* To be done
Word for word, retype every entry in the listing.

* Input material

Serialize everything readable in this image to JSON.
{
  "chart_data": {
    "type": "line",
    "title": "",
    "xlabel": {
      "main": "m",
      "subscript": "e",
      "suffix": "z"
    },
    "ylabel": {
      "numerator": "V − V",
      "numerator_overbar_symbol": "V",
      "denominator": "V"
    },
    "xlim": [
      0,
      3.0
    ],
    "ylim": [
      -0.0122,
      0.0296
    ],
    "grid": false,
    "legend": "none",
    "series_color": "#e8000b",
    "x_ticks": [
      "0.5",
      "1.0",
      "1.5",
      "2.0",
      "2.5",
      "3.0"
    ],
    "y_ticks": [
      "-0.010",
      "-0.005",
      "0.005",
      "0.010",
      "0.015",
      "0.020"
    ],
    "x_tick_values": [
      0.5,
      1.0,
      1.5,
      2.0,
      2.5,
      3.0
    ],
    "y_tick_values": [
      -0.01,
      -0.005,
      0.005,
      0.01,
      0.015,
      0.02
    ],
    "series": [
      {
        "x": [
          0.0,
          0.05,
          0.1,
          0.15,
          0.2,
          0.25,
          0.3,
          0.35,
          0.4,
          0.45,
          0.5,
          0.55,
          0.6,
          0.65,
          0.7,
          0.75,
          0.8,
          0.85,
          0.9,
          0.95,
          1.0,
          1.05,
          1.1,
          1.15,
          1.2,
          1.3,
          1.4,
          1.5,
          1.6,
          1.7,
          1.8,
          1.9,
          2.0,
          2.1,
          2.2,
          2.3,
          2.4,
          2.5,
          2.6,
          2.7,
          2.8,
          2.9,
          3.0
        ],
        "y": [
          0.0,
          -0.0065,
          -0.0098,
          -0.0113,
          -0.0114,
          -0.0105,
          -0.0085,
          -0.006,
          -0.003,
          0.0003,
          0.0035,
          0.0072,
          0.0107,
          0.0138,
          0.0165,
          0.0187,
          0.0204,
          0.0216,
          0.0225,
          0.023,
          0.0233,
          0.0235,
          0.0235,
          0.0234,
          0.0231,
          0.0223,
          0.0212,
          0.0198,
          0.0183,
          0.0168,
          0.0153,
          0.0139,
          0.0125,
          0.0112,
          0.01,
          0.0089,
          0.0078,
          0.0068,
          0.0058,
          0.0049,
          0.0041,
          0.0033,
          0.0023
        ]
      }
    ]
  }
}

* Exercise output
Serialize everything readable in this image to JSON.
{
  "chart_data": {
    "type": "line",
    "title": "",
    "xlabel": {
      "main": "m",
      "subscript": "e",
      "suffix": "z"
    },
    "ylabel": {
      "numerator": "V − V",
      "numerator_overbar_symbol": "V",
      "denominator": "V"
    },
    "xlim": [
      0,
      3.0
    ],
    "ylim": [
      -0.0122,
      0.0296
    ],
    "grid": false,
    "legend": "none",
    "series_color": "#e8000b",
    "x_ticks": [
      "0.5",
      "1.0",
      "1.5",
      "2.0",
      "2.5",
      "3.0"
    ],
    "y_ticks": [
      "-0.010",
      "-0.005",
      "0.005",
      "0.010",
      "0.015",
      "0.020"
    ],
    "x_tick_values": [
      0.5,
      1.0,
      1.5,
      2.0,
      2.5,
      3.0
    ],
    "y_tick_values": [
      -0.01,
      -0.005,
      0.005,
      0.01,
      0.015,
      0.02
    ],
    "series": [
      {
        "x": [
          0.0,
          0.05,
          0.1,
          0.15,
          0.2,
          0.25,
          0.3,
          0.35,
          0.4,
          0.45,
          0.5,
          0.55,
          0.6,
          0.65,
          0.7,
          0.75,
          0.8,
          0.85,
          0.9,
          0.95,
          1.0,
          1.05,
          1.1,
          1.15,
          1.2,
          1.3,
          1.4,
          1.5,
          1.6,
          1.7,
          1.8,
          1.9,
          2.0,
          2.1,
          2.2,
          2.3,
          2.4,
          2.5,
          2.6,
          2.7,
          2.8,
          2.9,
          3.0
        ],
        "y": [
          0.0,
          -0.0065,
          -0.0098,
          -0.0113,
          -0.0114,
          -0.0105,
          -0.0085,
          -0.006,
          -0.003,
          0.0003,
          0.0035,
          0.0072,
          0.0107,
          0.0138,
          0.0165,
          0.0187,
          0.0204,
          0.0216,
          0.0225,
          0.023,
          0.0233,
          0.0235,
          0.0235,
          0.0234,
          0.0231,
          0.0223,
          0.0212,
          0.0198,
          0.0183,
          0.0168,
          0.0153,
          0.0139,
          0.0125,
          0.0112,
          0.01,
          0.0089,
          0.0078,
          0.0068,
          0.0058,
          0.0049,
          0.0041,
          0.0033,
          0.0023
        ]
      }
    ]
  }
}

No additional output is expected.